begin

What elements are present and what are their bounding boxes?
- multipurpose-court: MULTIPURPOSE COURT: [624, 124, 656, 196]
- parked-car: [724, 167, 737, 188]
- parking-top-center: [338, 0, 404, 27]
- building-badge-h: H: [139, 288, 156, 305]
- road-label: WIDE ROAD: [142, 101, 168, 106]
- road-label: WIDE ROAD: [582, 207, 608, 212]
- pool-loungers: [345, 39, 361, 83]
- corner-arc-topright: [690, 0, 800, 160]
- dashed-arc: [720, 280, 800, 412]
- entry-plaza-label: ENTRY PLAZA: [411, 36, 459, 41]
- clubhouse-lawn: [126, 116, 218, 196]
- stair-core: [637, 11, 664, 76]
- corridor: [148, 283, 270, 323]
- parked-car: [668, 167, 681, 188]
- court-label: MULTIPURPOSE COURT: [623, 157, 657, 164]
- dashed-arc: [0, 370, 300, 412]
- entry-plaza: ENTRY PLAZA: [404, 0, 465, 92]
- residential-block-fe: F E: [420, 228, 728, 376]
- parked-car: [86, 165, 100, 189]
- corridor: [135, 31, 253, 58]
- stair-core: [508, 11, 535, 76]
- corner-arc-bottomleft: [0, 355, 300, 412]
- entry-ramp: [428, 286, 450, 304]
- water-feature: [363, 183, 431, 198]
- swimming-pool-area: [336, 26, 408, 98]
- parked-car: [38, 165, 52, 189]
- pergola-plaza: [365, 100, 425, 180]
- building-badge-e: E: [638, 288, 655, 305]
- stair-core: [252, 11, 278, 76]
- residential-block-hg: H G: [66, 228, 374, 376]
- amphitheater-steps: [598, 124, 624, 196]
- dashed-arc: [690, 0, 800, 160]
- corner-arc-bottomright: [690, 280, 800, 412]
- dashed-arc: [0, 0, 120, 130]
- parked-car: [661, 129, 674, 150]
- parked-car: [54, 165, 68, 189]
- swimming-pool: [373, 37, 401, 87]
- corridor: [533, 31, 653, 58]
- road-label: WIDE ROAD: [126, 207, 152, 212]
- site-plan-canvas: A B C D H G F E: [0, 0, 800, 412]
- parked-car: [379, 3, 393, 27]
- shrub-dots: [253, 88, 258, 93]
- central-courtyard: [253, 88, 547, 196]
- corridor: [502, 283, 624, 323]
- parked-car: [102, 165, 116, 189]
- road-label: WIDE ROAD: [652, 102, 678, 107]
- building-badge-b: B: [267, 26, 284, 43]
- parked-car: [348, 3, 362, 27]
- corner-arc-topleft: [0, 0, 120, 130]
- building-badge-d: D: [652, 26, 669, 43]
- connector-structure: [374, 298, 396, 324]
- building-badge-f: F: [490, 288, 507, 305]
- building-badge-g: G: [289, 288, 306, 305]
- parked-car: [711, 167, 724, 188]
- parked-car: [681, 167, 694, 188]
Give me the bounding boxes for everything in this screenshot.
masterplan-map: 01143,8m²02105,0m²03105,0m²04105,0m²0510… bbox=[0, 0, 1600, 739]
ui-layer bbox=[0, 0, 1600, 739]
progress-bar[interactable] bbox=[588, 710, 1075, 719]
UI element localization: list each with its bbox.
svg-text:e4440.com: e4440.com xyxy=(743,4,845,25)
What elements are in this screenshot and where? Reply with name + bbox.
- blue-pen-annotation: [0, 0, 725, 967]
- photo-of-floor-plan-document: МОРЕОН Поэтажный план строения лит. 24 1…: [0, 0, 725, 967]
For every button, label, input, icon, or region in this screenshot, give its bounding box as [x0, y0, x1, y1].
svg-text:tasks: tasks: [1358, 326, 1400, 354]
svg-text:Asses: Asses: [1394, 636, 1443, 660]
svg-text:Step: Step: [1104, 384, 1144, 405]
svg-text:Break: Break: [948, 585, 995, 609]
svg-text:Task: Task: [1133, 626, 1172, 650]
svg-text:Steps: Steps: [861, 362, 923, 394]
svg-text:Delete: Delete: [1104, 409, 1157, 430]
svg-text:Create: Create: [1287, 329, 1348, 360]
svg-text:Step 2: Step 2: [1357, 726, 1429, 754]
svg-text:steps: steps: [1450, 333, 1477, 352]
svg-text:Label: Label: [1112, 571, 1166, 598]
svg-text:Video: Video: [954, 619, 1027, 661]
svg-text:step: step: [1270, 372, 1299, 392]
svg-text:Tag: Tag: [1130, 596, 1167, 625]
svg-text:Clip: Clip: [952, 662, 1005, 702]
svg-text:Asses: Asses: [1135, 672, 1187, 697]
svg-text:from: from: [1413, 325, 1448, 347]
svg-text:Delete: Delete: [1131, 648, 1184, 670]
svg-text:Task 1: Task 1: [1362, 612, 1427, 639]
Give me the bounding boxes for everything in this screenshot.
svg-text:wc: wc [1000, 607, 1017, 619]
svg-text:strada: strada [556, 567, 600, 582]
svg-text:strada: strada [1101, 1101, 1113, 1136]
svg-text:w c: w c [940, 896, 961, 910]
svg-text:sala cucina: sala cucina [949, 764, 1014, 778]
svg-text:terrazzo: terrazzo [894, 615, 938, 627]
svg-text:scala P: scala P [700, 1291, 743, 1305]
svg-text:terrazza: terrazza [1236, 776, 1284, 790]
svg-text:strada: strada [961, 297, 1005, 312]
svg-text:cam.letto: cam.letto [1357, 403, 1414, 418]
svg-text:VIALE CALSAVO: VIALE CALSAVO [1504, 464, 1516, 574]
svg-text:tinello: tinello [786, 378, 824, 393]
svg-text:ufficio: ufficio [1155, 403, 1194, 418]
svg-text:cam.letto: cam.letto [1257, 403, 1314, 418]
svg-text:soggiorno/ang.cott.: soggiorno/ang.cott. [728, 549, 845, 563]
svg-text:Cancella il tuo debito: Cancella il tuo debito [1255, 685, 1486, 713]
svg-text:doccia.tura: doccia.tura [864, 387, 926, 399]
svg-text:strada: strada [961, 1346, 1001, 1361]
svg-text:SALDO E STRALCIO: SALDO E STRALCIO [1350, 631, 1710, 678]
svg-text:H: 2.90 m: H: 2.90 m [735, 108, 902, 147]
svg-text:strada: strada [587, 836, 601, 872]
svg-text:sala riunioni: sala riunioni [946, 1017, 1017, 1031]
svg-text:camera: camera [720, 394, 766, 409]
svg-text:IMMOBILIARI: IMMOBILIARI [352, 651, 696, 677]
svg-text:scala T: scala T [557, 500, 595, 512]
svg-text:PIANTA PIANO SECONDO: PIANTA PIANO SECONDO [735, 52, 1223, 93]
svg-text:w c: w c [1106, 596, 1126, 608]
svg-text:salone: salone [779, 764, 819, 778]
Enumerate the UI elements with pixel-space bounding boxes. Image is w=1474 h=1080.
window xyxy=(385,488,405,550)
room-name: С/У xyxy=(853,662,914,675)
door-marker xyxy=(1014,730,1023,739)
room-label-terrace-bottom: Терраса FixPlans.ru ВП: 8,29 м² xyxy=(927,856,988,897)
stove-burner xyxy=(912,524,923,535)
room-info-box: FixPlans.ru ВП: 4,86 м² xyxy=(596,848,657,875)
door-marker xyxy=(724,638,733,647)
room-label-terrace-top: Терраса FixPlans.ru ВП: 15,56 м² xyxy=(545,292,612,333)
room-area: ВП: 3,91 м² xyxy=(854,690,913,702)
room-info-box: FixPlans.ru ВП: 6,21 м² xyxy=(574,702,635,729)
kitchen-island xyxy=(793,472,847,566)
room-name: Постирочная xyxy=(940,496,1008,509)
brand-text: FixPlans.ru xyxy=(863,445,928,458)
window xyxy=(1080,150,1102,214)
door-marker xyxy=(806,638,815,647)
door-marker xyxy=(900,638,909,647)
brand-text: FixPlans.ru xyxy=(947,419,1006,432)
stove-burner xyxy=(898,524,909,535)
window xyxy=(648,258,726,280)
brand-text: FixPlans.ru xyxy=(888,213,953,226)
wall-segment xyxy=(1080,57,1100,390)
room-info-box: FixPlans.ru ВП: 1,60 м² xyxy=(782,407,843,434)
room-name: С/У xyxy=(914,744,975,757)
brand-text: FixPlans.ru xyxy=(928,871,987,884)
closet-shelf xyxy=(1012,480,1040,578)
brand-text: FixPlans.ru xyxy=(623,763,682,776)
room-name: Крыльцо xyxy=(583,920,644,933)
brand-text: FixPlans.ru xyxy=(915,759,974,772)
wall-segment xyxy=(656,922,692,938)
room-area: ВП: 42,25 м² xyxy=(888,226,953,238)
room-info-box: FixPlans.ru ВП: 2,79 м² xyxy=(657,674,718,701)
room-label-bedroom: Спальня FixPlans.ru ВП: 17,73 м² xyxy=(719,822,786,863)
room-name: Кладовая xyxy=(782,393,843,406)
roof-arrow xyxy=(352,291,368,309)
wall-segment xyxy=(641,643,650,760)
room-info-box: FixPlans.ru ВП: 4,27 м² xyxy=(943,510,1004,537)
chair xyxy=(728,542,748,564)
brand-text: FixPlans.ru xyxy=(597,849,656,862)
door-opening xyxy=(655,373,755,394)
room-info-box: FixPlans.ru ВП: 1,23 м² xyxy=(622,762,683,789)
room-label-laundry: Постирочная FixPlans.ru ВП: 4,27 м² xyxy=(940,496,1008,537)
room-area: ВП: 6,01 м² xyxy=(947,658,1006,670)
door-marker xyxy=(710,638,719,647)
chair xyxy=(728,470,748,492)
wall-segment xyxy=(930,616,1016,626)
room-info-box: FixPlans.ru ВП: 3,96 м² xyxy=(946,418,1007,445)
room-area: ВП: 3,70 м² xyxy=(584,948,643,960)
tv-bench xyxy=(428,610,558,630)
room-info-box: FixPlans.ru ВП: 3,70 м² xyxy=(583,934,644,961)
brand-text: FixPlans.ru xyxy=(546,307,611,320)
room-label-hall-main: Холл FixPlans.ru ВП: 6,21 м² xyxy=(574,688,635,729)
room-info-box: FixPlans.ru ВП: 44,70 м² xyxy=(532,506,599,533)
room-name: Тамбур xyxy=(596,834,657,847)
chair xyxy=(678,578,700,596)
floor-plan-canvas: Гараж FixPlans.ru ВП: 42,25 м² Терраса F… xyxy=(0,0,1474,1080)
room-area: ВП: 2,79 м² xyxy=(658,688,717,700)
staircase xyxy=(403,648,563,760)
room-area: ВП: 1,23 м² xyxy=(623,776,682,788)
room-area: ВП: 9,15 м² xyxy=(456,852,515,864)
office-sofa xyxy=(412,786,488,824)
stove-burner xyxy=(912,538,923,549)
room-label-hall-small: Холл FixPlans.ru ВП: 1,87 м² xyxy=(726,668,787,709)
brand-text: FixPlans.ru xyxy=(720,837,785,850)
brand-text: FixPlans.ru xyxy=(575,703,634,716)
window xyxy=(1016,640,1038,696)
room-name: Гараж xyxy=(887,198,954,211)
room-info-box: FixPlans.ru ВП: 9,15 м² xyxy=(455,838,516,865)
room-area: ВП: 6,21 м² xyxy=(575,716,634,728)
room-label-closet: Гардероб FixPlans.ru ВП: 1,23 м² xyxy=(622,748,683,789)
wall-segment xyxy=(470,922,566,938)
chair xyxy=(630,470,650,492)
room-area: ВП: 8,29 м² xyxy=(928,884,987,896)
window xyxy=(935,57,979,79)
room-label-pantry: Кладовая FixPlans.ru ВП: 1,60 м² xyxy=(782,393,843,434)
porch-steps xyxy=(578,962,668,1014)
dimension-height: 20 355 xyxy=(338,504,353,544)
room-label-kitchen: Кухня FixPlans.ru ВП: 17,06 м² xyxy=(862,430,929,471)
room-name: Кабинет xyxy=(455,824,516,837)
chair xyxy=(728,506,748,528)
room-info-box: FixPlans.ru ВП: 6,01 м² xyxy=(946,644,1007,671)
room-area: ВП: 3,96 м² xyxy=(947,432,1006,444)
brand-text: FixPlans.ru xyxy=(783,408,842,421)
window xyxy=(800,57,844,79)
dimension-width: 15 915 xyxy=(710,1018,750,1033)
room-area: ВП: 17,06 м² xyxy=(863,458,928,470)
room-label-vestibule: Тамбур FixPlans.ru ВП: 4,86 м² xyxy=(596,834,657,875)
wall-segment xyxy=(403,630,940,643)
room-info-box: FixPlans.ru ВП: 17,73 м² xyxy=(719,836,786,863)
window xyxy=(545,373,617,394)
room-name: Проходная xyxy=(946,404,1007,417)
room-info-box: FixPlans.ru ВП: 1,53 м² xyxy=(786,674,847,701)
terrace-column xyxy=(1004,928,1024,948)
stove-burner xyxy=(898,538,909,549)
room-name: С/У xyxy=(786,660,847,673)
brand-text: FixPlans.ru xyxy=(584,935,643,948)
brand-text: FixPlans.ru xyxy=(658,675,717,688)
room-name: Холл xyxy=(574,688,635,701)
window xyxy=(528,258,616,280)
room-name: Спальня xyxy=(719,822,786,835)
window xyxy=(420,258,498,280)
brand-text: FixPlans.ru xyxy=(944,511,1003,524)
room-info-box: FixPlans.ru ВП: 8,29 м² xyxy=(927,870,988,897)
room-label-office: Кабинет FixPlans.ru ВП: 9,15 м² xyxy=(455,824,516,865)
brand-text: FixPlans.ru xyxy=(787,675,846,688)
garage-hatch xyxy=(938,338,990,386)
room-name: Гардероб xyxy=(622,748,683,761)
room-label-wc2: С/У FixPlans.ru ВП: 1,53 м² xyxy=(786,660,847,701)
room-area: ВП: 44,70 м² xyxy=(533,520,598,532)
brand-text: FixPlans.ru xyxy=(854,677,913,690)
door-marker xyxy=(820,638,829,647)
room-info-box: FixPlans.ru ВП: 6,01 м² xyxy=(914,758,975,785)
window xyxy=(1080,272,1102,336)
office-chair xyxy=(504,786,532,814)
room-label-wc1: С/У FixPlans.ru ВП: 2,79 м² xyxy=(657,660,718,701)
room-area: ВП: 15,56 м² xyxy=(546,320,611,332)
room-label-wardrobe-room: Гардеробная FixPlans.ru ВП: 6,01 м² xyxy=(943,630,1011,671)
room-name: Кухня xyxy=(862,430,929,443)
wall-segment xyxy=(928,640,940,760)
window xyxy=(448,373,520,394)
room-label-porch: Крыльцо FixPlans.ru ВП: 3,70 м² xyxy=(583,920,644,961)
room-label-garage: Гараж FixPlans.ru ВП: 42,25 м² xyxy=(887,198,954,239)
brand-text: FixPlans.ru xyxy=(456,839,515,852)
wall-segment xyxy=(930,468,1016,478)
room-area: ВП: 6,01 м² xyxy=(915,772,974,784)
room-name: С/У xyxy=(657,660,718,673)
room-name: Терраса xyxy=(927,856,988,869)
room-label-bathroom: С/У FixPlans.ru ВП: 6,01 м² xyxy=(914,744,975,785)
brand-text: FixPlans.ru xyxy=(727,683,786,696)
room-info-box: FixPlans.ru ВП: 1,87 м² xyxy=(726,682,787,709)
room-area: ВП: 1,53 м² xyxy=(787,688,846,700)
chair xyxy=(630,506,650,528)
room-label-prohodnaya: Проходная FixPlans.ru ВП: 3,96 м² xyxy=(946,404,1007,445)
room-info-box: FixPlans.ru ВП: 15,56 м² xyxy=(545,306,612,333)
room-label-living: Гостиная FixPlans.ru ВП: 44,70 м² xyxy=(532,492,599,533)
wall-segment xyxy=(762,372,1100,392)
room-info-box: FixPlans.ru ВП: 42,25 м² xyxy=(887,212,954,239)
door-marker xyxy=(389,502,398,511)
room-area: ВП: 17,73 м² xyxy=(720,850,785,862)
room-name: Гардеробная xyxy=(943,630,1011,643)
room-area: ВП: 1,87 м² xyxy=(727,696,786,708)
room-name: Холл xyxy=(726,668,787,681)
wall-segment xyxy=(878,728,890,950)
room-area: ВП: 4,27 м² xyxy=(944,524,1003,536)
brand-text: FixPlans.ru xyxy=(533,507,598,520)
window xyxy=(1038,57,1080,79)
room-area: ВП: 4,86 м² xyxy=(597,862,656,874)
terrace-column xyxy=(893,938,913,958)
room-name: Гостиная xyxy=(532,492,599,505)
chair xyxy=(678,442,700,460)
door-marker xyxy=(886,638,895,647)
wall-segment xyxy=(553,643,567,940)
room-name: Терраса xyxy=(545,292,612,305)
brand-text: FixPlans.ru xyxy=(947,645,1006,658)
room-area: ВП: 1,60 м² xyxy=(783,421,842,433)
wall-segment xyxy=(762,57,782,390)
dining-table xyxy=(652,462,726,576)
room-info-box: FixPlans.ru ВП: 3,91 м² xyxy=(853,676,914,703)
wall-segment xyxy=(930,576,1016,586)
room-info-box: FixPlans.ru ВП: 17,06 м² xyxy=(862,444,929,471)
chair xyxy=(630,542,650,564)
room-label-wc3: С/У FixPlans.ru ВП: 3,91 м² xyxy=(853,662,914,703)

end

## Instructions for the task:
Rewrite the material from its first line through the line containing "- dashed-arc: [720, 280, 800, 412]", swapping "WIDE ROAD" for "SERVICE ROAD" and leaving everything else unchanged. Give only those lines.

## Exercise result:
What elements are present and what are their bounding boxes?
- multipurpose-court: MULTIPURPOSE COURT: [624, 124, 656, 196]
- parked-car: [724, 167, 737, 188]
- parking-top-center: [338, 0, 404, 27]
- building-badge-h: H: [139, 288, 156, 305]
- road-label: SERVICE ROAD: [142, 101, 168, 106]
- road-label: SERVICE ROAD: [582, 207, 608, 212]
- pool-loungers: [345, 39, 361, 83]
- corner-arc-topright: [690, 0, 800, 160]
- dashed-arc: [720, 280, 800, 412]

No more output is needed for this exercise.